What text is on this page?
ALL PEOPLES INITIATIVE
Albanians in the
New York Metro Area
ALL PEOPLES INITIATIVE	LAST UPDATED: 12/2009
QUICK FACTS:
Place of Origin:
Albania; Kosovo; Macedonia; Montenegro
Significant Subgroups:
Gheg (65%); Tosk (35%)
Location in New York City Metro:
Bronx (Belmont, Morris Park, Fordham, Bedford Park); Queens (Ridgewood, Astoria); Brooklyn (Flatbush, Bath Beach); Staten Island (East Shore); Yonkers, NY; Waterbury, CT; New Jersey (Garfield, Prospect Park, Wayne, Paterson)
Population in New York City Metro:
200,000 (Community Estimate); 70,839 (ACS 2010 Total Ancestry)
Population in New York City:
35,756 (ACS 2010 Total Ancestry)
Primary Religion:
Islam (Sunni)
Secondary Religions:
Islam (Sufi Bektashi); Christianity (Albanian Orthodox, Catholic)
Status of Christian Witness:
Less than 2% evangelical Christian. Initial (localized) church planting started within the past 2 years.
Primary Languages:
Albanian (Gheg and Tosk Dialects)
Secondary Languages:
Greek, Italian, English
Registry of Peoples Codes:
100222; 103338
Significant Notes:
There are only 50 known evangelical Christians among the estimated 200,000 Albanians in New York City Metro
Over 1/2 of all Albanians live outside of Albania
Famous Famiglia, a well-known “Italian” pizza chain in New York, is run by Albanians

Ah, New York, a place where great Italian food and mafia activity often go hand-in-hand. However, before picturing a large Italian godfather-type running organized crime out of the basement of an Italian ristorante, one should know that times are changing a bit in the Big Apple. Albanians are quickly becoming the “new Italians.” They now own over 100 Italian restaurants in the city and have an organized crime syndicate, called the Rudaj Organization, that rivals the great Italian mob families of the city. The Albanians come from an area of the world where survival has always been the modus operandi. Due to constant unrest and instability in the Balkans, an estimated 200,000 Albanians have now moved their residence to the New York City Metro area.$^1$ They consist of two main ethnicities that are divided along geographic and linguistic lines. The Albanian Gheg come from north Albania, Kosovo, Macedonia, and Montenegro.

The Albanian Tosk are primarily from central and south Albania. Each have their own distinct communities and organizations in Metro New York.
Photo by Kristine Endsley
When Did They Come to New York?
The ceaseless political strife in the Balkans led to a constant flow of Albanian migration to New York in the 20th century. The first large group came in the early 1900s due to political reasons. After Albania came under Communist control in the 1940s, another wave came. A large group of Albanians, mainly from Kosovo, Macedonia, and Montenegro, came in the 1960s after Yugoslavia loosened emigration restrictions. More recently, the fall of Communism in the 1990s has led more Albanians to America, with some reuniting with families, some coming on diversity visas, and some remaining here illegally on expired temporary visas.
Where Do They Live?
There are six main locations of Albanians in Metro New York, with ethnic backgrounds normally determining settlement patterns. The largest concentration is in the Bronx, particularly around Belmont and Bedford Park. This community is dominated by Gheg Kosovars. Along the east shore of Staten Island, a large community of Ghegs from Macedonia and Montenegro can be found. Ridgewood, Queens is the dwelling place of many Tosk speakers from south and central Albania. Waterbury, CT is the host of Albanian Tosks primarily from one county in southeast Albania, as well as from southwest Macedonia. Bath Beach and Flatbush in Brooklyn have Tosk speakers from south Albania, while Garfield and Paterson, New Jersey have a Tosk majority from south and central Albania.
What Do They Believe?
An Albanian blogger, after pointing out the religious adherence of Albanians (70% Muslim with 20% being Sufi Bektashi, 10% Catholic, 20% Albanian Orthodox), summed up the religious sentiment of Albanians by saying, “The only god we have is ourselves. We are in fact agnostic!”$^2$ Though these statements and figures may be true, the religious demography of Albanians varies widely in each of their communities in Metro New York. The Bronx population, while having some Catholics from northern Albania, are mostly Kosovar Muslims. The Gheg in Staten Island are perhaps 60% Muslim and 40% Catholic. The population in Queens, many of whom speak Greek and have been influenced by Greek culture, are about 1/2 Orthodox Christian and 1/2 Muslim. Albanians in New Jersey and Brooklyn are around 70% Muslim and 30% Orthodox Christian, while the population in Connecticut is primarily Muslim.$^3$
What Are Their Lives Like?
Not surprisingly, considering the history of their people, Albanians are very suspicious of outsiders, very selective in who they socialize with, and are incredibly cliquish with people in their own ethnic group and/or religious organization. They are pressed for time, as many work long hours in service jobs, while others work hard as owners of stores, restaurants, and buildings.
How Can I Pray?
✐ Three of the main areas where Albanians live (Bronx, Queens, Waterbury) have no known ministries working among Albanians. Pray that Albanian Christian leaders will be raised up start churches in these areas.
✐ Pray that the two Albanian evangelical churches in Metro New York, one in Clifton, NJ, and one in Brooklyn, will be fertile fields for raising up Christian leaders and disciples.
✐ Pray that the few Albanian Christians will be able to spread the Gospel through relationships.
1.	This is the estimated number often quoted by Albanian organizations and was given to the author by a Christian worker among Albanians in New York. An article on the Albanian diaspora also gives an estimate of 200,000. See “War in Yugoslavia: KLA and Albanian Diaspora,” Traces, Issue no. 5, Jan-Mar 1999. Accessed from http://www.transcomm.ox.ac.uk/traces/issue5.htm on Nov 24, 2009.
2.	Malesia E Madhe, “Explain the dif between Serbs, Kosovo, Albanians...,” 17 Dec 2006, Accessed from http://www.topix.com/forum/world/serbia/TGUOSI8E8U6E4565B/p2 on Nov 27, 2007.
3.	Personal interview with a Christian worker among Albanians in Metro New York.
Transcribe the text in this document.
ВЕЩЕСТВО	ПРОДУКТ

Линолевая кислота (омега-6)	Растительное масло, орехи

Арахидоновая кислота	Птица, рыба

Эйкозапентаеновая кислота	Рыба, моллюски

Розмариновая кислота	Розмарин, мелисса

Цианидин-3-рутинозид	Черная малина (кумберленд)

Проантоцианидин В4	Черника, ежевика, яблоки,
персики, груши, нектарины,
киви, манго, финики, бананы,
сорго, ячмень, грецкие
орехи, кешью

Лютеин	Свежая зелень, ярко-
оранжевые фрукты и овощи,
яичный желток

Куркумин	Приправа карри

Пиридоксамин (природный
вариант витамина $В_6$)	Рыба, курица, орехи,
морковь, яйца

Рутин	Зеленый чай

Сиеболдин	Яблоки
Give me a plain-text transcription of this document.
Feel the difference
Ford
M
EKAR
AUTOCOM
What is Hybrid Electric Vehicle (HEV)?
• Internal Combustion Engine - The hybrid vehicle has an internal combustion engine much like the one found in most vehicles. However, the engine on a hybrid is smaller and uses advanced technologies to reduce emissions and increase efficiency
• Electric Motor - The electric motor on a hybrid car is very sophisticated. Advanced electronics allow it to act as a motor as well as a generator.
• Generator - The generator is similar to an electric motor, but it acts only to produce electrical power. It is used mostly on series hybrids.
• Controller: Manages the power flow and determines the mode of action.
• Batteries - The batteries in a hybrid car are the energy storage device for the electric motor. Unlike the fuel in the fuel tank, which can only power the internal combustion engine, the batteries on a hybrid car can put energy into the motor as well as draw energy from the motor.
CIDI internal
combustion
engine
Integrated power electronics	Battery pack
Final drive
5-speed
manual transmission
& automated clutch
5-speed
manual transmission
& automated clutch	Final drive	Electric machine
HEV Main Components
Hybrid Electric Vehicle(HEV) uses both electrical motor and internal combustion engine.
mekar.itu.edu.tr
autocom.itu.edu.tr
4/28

## [Task directions]
Copy the records above exactly as they appear.

## [Solution for this task]
What text is on this page?
ALL PEOPLES INITIATIVE
Albanians in the
New York Metro Area
ALL PEOPLES INITIATIVE	LAST UPDATED: 12/2009
QUICK FACTS:
Place of Origin:
Albania; Kosovo; Macedonia; Montenegro
Significant Subgroups:
Gheg (65%); Tosk (35%)
Location in New York City Metro:
Bronx (Belmont, Morris Park, Fordham, Bedford Park); Queens (Ridgewood, Astoria); Brooklyn (Flatbush, Bath Beach); Staten Island (East Shore); Yonkers, NY; Waterbury, CT; New Jersey (Garfield, Prospect Park, Wayne, Paterson)
Population in New York City Metro:
200,000 (Community Estimate); 70,839 (ACS 2010 Total Ancestry)
Population in New York City:
35,756 (ACS 2010 Total Ancestry)
Primary Religion:
Islam (Sunni)
Secondary Religions:
Islam (Sufi Bektashi); Christianity (Albanian Orthodox, Catholic)
Status of Christian Witness:
Less than 2% evangelical Christian. Initial (localized) church planting started within the past 2 years.
Primary Languages:
Albanian (Gheg and Tosk Dialects)
Secondary Languages:
Greek, Italian, English
Registry of Peoples Codes:
100222; 103338
Significant Notes:
There are only 50 known evangelical Christians among the estimated 200,000 Albanians in New York City Metro
Over 1/2 of all Albanians live outside of Albania
Famous Famiglia, a well-known “Italian” pizza chain in New York, is run by Albanians

Ah, New York, a place where great Italian food and mafia activity often go hand-in-hand. However, before picturing a large Italian godfather-type running organized crime out of the basement of an Italian ristorante, one should know that times are changing a bit in the Big Apple. Albanians are quickly becoming the “new Italians.” They now own over 100 Italian restaurants in the city and have an organized crime syndicate, called the Rudaj Organization, that rivals the great Italian mob families of the city. The Albanians come from an area of the world where survival has always been the modus operandi. Due to constant unrest and instability in the Balkans, an estimated 200,000 Albanians have now moved their residence to the New York City Metro area.$^1$ They consist of two main ethnicities that are divided along geographic and linguistic lines. The Albanian Gheg come from north Albania, Kosovo, Macedonia, and Montenegro.

The Albanian Tosk are primarily from central and south Albania. Each have their own distinct communities and organizations in Metro New York.
Photo by Kristine Endsley
When Did They Come to New York?
The ceaseless political strife in the Balkans led to a constant flow of Albanian migration to New York in the 20th century. The first large group came in the early 1900s due to political reasons. After Albania came under Communist control in the 1940s, another wave came. A large group of Albanians, mainly from Kosovo, Macedonia, and Montenegro, came in the 1960s after Yugoslavia loosened emigration restrictions. More recently, the fall of Communism in the 1990s has led more Albanians to America, with some reuniting with families, some coming on diversity visas, and some remaining here illegally on expired temporary visas.
Where Do They Live?
There are six main locations of Albanians in Metro New York, with ethnic backgrounds normally determining settlement patterns. The largest concentration is in the Bronx, particularly around Belmont and Bedford Park. This community is dominated by Gheg Kosovars. Along the east shore of Staten Island, a large community of Ghegs from Macedonia and Montenegro can be found. Ridgewood, Queens is the dwelling place of many Tosk speakers from south and central Albania. Waterbury, CT is the host of Albanian Tosks primarily from one county in southeast Albania, as well as from southwest Macedonia. Bath Beach and Flatbush in Brooklyn have Tosk speakers from south Albania, while Garfield and Paterson, New Jersey have a Tosk majority from south and central Albania.
What Do They Believe?
An Albanian blogger, after pointing out the religious adherence of Albanians (70% Muslim with 20% being Sufi Bektashi, 10% Catholic, 20% Albanian Orthodox), summed up the religious sentiment of Albanians by saying, “The only god we have is ourselves. We are in fact agnostic!”$^2$ Though these statements and figures may be true, the religious demography of Albanians varies widely in each of their communities in Metro New York. The Bronx population, while having some Catholics from northern Albania, are mostly Kosovar Muslims. The Gheg in Staten Island are perhaps 60% Muslim and 40% Catholic. The population in Queens, many of whom speak Greek and have been influenced by Greek culture, are about 1/2 Orthodox Christian and 1/2 Muslim. Albanians in New Jersey and Brooklyn are around 70% Muslim and 30% Orthodox Christian, while the population in Connecticut is primarily Muslim.$^3$
What Are Their Lives Like?
Not surprisingly, considering the history of their people, Albanians are very suspicious of outsiders, very selective in who they socialize with, and are incredibly cliquish with people in their own ethnic group and/or religious organization. They are pressed for time, as many work long hours in service jobs, while others work hard as owners of stores, restaurants, and buildings.
How Can I Pray?
✐ Three of the main areas where Albanians live (Bronx, Queens, Waterbury) have no known ministries working among Albanians. Pray that Albanian Christian leaders will be raised up start churches in these areas.
✐ Pray that the two Albanian evangelical churches in Metro New York, one in Clifton, NJ, and one in Brooklyn, will be fertile fields for raising up Christian leaders and disciples.
✐ Pray that the few Albanian Christians will be able to spread the Gospel through relationships.
1.	This is the estimated number often quoted by Albanian organizations and was given to the author by a Christian worker among Albanians in New York. An article on the Albanian diaspora also gives an estimate of 200,000. See “War in Yugoslavia: KLA and Albanian Diaspora,” Traces, Issue no. 5, Jan-Mar 1999. Accessed from http://www.transcomm.ox.ac.uk/traces/issue5.htm on Nov 24, 2009.
2.	Malesia E Madhe, “Explain the dif between Serbs, Kosovo, Albanians...,” 17 Dec 2006, Accessed from http://www.topix.com/forum/world/serbia/TGUOSI8E8U6E4565B/p2 on Nov 27, 2007.
3.	Personal interview with a Christian worker among Albanians in Metro New York.
Transcribe the text in this document.
ВЕЩЕСТВО	ПРОДУКТ

Линолевая кислота (омега-6)	Растительное масло, орехи

Арахидоновая кислота	Птица, рыба

Эйкозапентаеновая кислота	Рыба, моллюски

Розмариновая кислота	Розмарин, мелисса

Цианидин-3-рутинозид	Черная малина (кумберленд)

Проантоцианидин В4	Черника, ежевика, яблоки,
персики, груши, нектарины,
киви, манго, финики, бананы,
сорго, ячмень, грецкие
орехи, кешью

Лютеин	Свежая зелень, ярко-
оранжевые фрукты и овощи,
яичный желток

Куркумин	Приправа карри

Пиридоксамин (природный
вариант витамина $В_6$)	Рыба, курица, орехи,
морковь, яйца

Рутин	Зеленый чай

Сиеболдин	Яблоки
Give me a plain-text transcription of this document.
Feel the difference
Ford
M
EKAR
AUTOCOM
What is Hybrid Electric Vehicle (HEV)?
• Internal Combustion Engine - The hybrid vehicle has an internal combustion engine much like the one found in most vehicles. However, the engine on a hybrid is smaller and uses advanced technologies to reduce emissions and increase efficiency
• Electric Motor - The electric motor on a hybrid car is very sophisticated. Advanced electronics allow it to act as a motor as well as a generator.
• Generator - The generator is similar to an electric motor, but it acts only to produce electrical power. It is used mostly on series hybrids.
• Controller: Manages the power flow and determines the mode of action.
• Batteries - The batteries in a hybrid car are the energy storage device for the electric motor. Unlike the fuel in the fuel tank, which can only power the internal combustion engine, the batteries on a hybrid car can put energy into the motor as well as draw energy from the motor.
CIDI internal
combustion
engine
Integrated power electronics	Battery pack
Final drive
5-speed
manual transmission
& automated clutch
5-speed
manual transmission
& automated clutch	Final drive	Electric machine
HEV Main Components
Hybrid Electric Vehicle(HEV) uses both electrical motor and internal combustion engine.
mekar.itu.edu.tr
autocom.itu.edu.tr
4/28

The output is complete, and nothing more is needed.